Exactly reproduce the line containing "What does this" and all later lines to the end of the entries, leaving the pictures out of your copy.

Data excerpts
▽

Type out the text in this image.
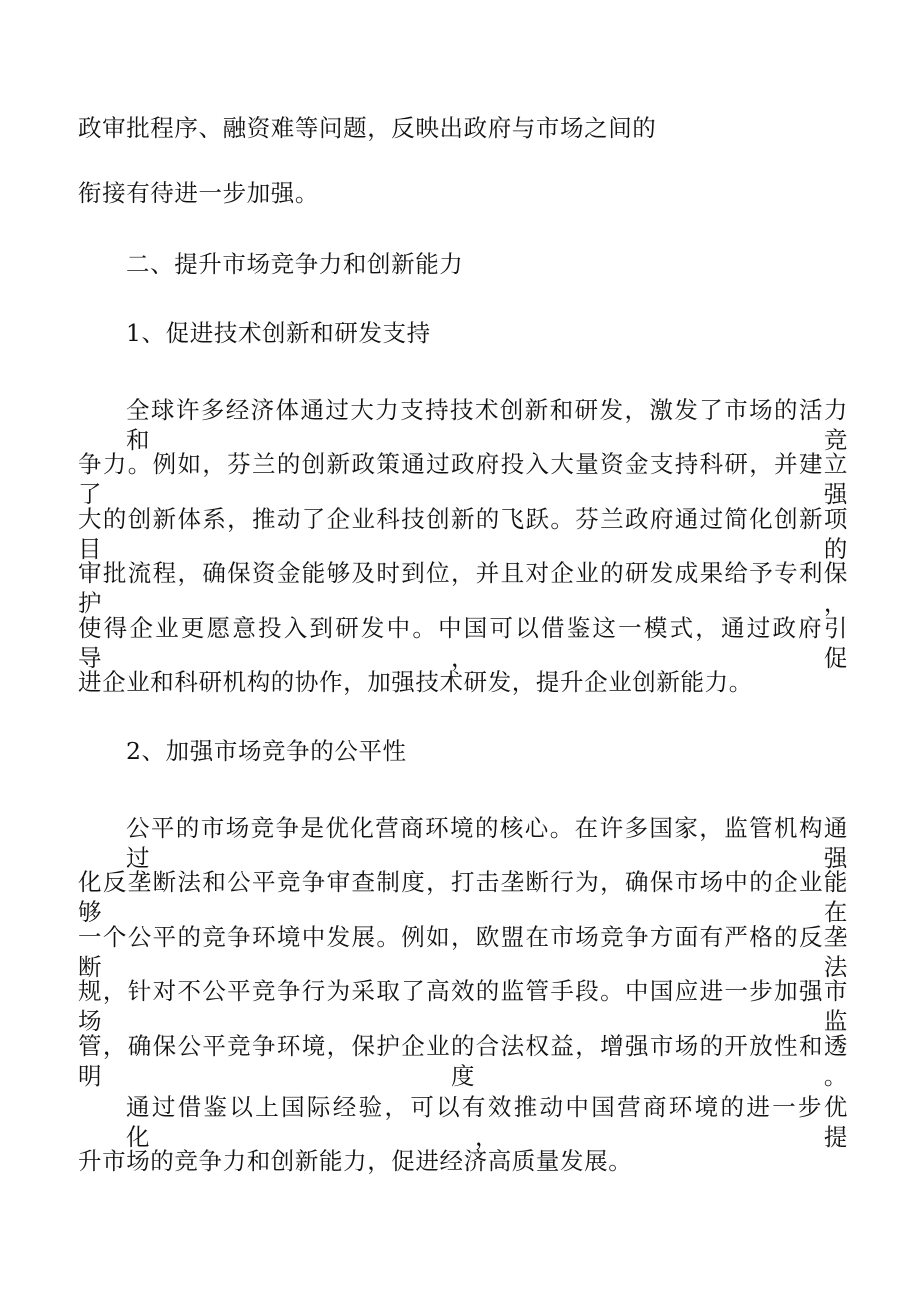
政审批程序、融资难等问题，反映出政府与市场之间的
衔接有待进一步加强。
二、提升市场竞争力和创新能力
1、促进技术创新和研发支持
全球许多经济体通过大力支持技术创新和研发，激发了市场的活力和竞
争力。例如，芬兰的创新政策通过政府投入大量资金支持科研，并建立了强
大的创新体系，推动了企业科技创新的飞跃。芬兰政府通过简化创新项目的
审批流程，确保资金能够及时到位，并且对企业的研发成果给予专利保护，
使得企业更愿意投入到研发中。中国可以借鉴这一模式，通过政府引导，促
进企业和科研机构的协作，加强技术研发，提升企业创新能力。
2、加强市场竞争的公平性
公平的市场竞争是优化营商环境的核心。在许多国家，监管机构通过强
化反垄断法和公平竞争审查制度，打击垄断行为，确保市场中的企业能够在
一个公平的竞争环境中发展。例如，欧盟在市场竞争方面有严格的反垄断法
规，针对不公平竞争行为采取了高效的监管手段。中国应进一步加强市场监
管，确保公平竞争环境，保护企业的合法权益，增强市场的开放性和透明度。
通过借鉴以上国际经验，可以有效推动中国营商环境的进一步优化，提
升市场的竞争力和创新能力，促进经济高质量发展。
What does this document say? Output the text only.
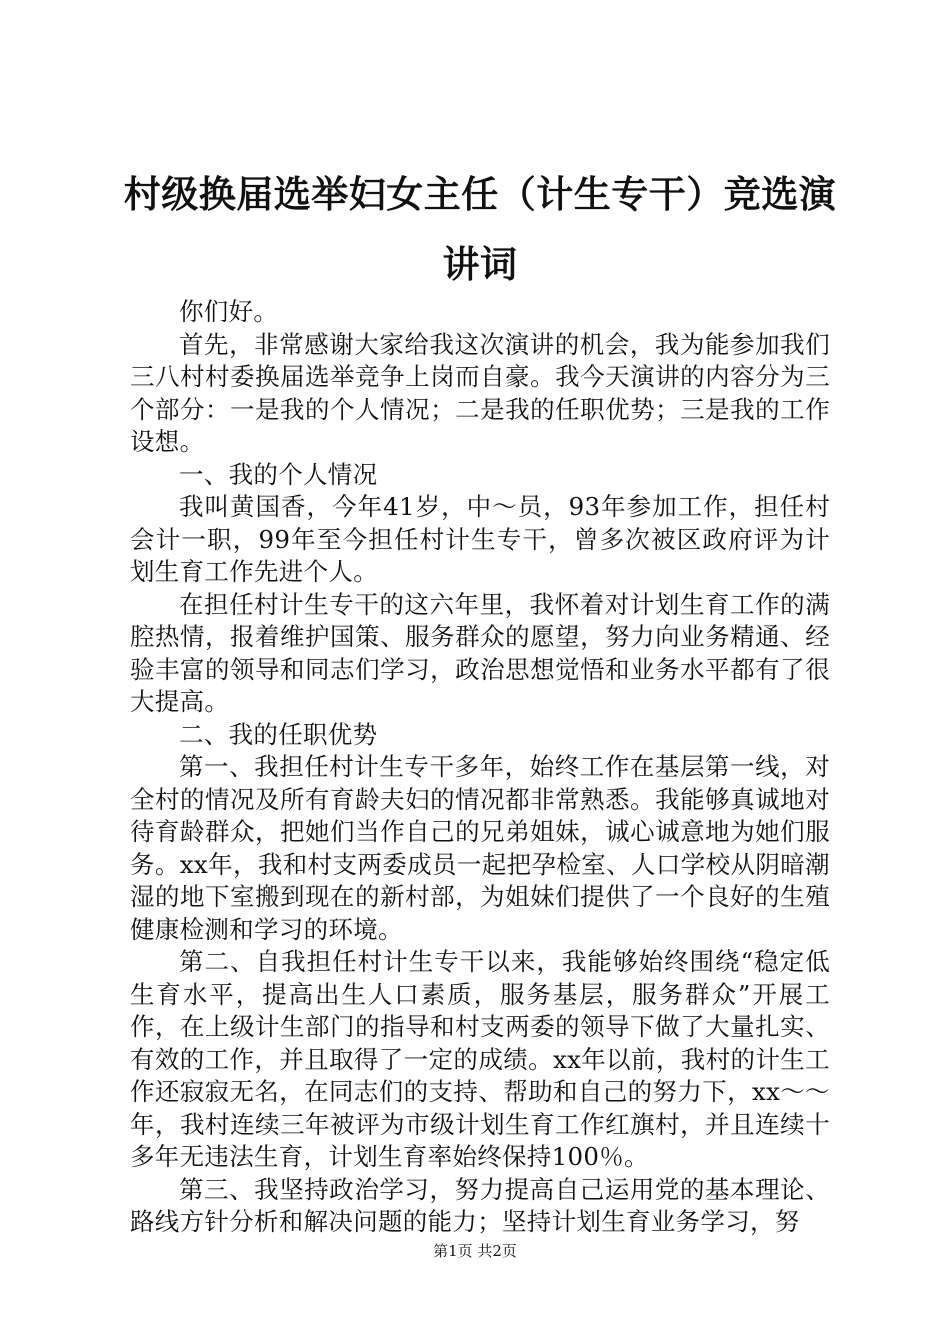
村级换届选举妇女主任（计生专干）竞选演讲词

你们好。

首先，非常感谢大家给我这次演讲的机会，我为能参加我们三八村村委换届选举竞争上岗而自豪。我今天演讲的内容分为三个部分：一是我的个人情况；二是我的任职优势；三是我的工作设想。

一、我的个人情况

我叫黄国香，今年41岁，中～员，93年参加工作，担任村会计一职，99年至今担任村计生专干，曾多次被区政府评为计划生育工作先进个人。

在担任村计生专干的这六年里，我怀着对计划生育工作的满腔热情，报着维护国策、服务群众的愿望，努力向业务精通、经验丰富的领导和同志们学习，政治思想觉悟和业务水平都有了很大提高。

二、我的任职优势

第一、我担任村计生专干多年，始终工作在基层第一线，对全村的情况及所有育龄夫妇的情况都非常熟悉。我能够真诚地对待育龄群众，把她们当作自己的兄弟姐妹，诚心诚意地为她们服务。xx年，我和村支两委成员一起把孕检室、人口学校从阴暗潮湿的地下室搬到现在的新村部，为姐妹们提供了一个良好的生殖健康检测和学习的环境。

第二、自我担任村计生专干以来，我能够始终围绕“稳定低生育水平，提高出生人口素质，服务基层，服务群众”开展工作，在上级计生部门的指导和村支两委的领导下做了大量扎实、有效的工作，并且取得了一定的成绩。xx年以前，我村的计生工作还寂寂无名，在同志们的支持、帮助和自己的努力下，xx～～年，我村连续三年被评为市级计划生育工作红旗村，并且连续十多年无违法生育，计划生育率始终保持100％。

第三、我坚持政治学习，努力提高自己运用党的基本理论、路线方针分析和解决问题的能力；坚持计划生育业务学习，努

第1页 共2页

△

_Solution for this problem_.
What does this document say? Output the text only.
村级换届选举妇女主任（计生专干）竞选演讲词

你们好。

首先，非常感谢大家给我这次演讲的机会，我为能参加我们三八村村委换届选举竞争上岗而自豪。我今天演讲的内容分为三个部分：一是我的个人情况；二是我的任职优势；三是我的工作设想。

一、我的个人情况

我叫黄国香，今年41岁，中～员，93年参加工作，担任村会计一职，99年至今担任村计生专干，曾多次被区政府评为计划生育工作先进个人。

在担任村计生专干的这六年里，我怀着对计划生育工作的满腔热情，报着维护国策、服务群众的愿望，努力向业务精通、经验丰富的领导和同志们学习，政治思想觉悟和业务水平都有了很大提高。

二、我的任职优势

第一、我担任村计生专干多年，始终工作在基层第一线，对全村的情况及所有育龄夫妇的情况都非常熟悉。我能够真诚地对待育龄群众，把她们当作自己的兄弟姐妹，诚心诚意地为她们服务。xx年，我和村支两委成员一起把孕检室、人口学校从阴暗潮湿的地下室搬到现在的新村部，为姐妹们提供了一个良好的生殖健康检测和学习的环境。

第二、自我担任村计生专干以来，我能够始终围绕“稳定低生育水平，提高出生人口素质，服务基层，服务群众”开展工作，在上级计生部门的指导和村支两委的领导下做了大量扎实、有效的工作，并且取得了一定的成绩。xx年以前，我村的计生工作还寂寂无名，在同志们的支持、帮助和自己的努力下，xx～～年，我村连续三年被评为市级计划生育工作红旗村，并且连续十多年无违法生育，计划生育率始终保持100％。

第三、我坚持政治学习，努力提高自己运用党的基本理论、路线方针分析和解决问题的能力；坚持计划生育业务学习，努

第1页 共2页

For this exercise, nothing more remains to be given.